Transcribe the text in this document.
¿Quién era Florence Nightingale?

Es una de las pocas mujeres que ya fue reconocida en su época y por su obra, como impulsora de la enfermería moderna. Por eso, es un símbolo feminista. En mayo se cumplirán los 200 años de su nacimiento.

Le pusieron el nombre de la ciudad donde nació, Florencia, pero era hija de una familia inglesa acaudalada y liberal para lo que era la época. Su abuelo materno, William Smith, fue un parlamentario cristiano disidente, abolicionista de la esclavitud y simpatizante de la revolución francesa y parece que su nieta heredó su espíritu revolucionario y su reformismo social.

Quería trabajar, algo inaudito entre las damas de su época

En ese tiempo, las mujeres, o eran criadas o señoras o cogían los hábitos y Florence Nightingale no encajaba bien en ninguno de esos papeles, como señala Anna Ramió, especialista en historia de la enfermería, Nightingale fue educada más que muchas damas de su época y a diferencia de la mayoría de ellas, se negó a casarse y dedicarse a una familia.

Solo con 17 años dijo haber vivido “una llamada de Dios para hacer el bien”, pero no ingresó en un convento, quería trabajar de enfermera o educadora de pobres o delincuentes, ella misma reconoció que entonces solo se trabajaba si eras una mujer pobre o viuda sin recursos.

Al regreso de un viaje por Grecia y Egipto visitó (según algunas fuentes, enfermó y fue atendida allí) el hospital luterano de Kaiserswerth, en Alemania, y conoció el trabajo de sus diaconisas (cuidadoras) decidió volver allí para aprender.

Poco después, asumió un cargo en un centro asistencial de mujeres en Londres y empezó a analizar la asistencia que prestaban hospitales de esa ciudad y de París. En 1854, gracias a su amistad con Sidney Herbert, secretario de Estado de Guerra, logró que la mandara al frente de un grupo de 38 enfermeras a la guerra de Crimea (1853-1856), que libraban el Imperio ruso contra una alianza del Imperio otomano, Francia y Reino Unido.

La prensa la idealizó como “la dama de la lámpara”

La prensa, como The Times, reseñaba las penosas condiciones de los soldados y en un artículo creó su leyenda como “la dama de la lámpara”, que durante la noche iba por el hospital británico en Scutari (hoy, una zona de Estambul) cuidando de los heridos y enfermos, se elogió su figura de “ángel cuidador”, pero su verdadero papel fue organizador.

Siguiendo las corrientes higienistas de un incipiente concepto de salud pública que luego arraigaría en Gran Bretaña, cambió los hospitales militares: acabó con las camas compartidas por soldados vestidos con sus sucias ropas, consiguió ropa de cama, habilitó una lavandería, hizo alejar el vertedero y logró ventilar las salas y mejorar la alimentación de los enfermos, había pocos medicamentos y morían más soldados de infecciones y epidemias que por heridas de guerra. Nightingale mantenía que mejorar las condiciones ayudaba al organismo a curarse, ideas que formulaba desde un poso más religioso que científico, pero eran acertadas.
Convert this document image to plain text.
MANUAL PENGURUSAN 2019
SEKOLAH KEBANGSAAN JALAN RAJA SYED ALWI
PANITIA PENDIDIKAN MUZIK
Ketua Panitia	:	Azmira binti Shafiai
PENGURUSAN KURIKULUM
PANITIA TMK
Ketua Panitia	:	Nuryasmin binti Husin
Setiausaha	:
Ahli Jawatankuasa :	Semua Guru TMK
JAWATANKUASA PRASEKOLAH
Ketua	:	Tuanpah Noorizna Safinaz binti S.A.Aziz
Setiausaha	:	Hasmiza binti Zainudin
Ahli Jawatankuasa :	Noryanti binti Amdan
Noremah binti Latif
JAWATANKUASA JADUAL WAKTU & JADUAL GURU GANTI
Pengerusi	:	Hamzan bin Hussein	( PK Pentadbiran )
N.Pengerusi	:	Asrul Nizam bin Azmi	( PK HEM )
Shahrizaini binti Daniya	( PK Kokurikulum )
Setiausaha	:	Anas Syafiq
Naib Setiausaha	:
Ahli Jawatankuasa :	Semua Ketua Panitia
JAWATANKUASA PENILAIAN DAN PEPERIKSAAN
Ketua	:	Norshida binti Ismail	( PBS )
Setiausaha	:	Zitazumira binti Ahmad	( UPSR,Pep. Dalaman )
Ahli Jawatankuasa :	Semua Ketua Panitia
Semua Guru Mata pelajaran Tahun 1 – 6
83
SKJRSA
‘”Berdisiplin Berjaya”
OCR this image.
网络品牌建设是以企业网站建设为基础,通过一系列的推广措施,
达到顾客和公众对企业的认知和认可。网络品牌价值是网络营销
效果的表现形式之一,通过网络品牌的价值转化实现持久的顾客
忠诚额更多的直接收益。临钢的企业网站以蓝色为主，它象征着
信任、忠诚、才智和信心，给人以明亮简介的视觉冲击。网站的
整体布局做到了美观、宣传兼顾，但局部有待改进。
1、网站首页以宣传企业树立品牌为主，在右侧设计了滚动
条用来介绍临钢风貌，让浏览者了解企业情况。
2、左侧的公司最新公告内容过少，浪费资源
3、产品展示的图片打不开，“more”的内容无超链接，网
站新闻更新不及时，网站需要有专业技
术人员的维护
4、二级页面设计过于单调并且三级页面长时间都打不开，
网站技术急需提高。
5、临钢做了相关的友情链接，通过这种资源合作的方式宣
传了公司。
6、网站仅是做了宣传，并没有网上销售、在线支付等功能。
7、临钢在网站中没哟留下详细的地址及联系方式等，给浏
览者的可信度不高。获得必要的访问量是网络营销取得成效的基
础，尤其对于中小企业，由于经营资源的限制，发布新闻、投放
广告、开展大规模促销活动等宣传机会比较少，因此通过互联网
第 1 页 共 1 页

SHORT PROBLEM.
Lines containing the string "document" are to be selected and copied.

CORRECT OUTPUT.
Transcribe the text in this document.
Convert this document image to plain text.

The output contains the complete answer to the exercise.